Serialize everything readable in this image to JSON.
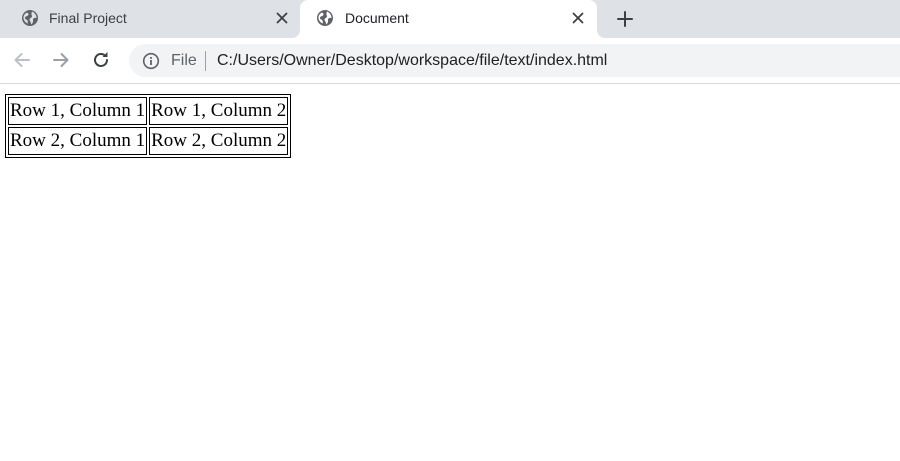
{
  "tabs": [
    {
      "title": "Final Project",
      "favicon": "globe-icon",
      "active": false
    },
    {
      "title": "Document",
      "favicon": "globe-icon",
      "active": true
    }
  ],
  "toolbar": {
    "back_icon": "back-arrow-icon",
    "forward_icon": "forward-arrow-icon",
    "reload_icon": "reload-icon"
  },
  "omnibox": {
    "info_icon": "info-icon",
    "scheme": "File",
    "url": "C:/Users/Owner/Desktop/workspace/file/text/index.html"
  },
  "content": {
    "table": {
      "rows": [
        [
          "Row 1, Column 1",
          "Row 1, Column 2"
        ],
        [
          "Row 2, Column 1",
          "Row 2, Column 2"
        ]
      ]
    }
  },
  "colors": {
    "tabstrip_bg": "#dee1e6",
    "omnibox_bg": "#f1f3f4",
    "icon_color": "#5f6368",
    "disabled_icon_color": "#9aa0a6"
  }
}
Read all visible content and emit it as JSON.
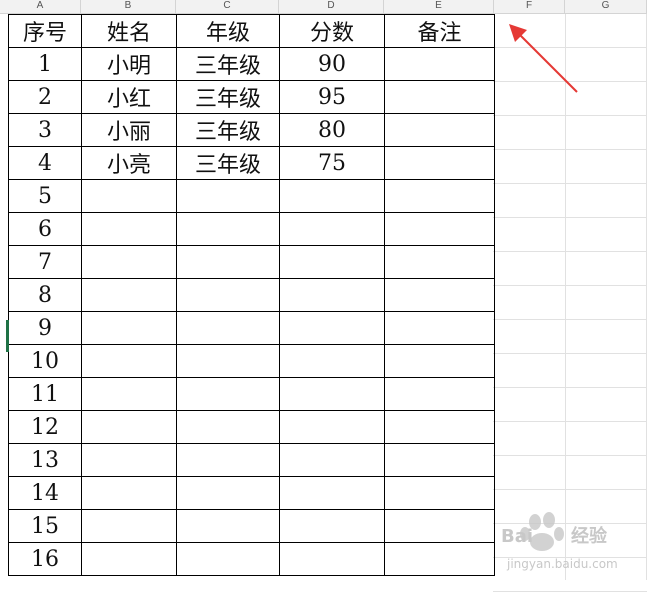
{
  "column_headers": [
    "A",
    "B",
    "C",
    "D",
    "E",
    "F",
    "G"
  ],
  "table": {
    "headers": [
      "序号",
      "姓名",
      "年级",
      "分数",
      "备注"
    ],
    "rows": [
      [
        "1",
        "小明",
        "三年级",
        "90",
        ""
      ],
      [
        "2",
        "小红",
        "三年级",
        "95",
        ""
      ],
      [
        "3",
        "小丽",
        "三年级",
        "80",
        ""
      ],
      [
        "4",
        "小亮",
        "三年级",
        "75",
        ""
      ],
      [
        "5",
        "",
        "",
        "",
        ""
      ],
      [
        "6",
        "",
        "",
        "",
        ""
      ],
      [
        "7",
        "",
        "",
        "",
        ""
      ],
      [
        "8",
        "",
        "",
        "",
        ""
      ],
      [
        "9",
        "",
        "",
        "",
        ""
      ],
      [
        "10",
        "",
        "",
        "",
        ""
      ],
      [
        "11",
        "",
        "",
        "",
        ""
      ],
      [
        "12",
        "",
        "",
        "",
        ""
      ],
      [
        "13",
        "",
        "",
        "",
        ""
      ],
      [
        "14",
        "",
        "",
        "",
        ""
      ],
      [
        "15",
        "",
        "",
        "",
        ""
      ],
      [
        "16",
        "",
        "",
        "",
        ""
      ]
    ]
  },
  "annotation": {
    "color": "#e53935"
  },
  "watermark": {
    "text": "jingyan.baidu.com",
    "logo_name": "baidu-jingyan-logo"
  }
}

○ ○ ○

**Task goal**. Return the full material word for word. Do not include the pictures.

**Complete answer**.
Serialize everything readable in this image to JSON.
{
  "tabs": [
    {
      "title": "Final Project",
      "favicon": "globe-icon",
      "active": false
    },
    {
      "title": "Document",
      "favicon": "globe-icon",
      "active": true
    }
  ],
  "toolbar": {
    "back_icon": "back-arrow-icon",
    "forward_icon": "forward-arrow-icon",
    "reload_icon": "reload-icon"
  },
  "omnibox": {
    "info_icon": "info-icon",
    "scheme": "File",
    "url": "C:/Users/Owner/Desktop/workspace/file/text/index.html"
  },
  "content": {
    "table": {
      "rows": [
        [
          "Row 1, Column 1",
          "Row 1, Column 2"
        ],
        [
          "Row 2, Column 1",
          "Row 2, Column 2"
        ]
      ]
    }
  },
  "colors": {
    "tabstrip_bg": "#dee1e6",
    "omnibox_bg": "#f1f3f4",
    "icon_color": "#5f6368",
    "disabled_icon_color": "#9aa0a6"
  }
}
Read all visible content and emit it as JSON.
{
  "column_headers": [
    "A",
    "B",
    "C",
    "D",
    "E",
    "F",
    "G"
  ],
  "table": {
    "headers": [
      "序号",
      "姓名",
      "年级",
      "分数",
      "备注"
    ],
    "rows": [
      [
        "1",
        "小明",
        "三年级",
        "90",
        ""
      ],
      [
        "2",
        "小红",
        "三年级",
        "95",
        ""
      ],
      [
        "3",
        "小丽",
        "三年级",
        "80",
        ""
      ],
      [
        "4",
        "小亮",
        "三年级",
        "75",
        ""
      ],
      [
        "5",
        "",
        "",
        "",
        ""
      ],
      [
        "6",
        "",
        "",
        "",
        ""
      ],
      [
        "7",
        "",
        "",
        "",
        ""
      ],
      [
        "8",
        "",
        "",
        "",
        ""
      ],
      [
        "9",
        "",
        "",
        "",
        ""
      ],
      [
        "10",
        "",
        "",
        "",
        ""
      ],
      [
        "11",
        "",
        "",
        "",
        ""
      ],
      [
        "12",
        "",
        "",
        "",
        ""
      ],
      [
        "13",
        "",
        "",
        "",
        ""
      ],
      [
        "14",
        "",
        "",
        "",
        ""
      ],
      [
        "15",
        "",
        "",
        "",
        ""
      ],
      [
        "16",
        "",
        "",
        "",
        ""
      ]
    ]
  },
  "annotation": {
    "color": "#e53935"
  },
  "watermark": {
    "text": "jingyan.baidu.com",
    "logo_name": "baidu-jingyan-logo"
  }
}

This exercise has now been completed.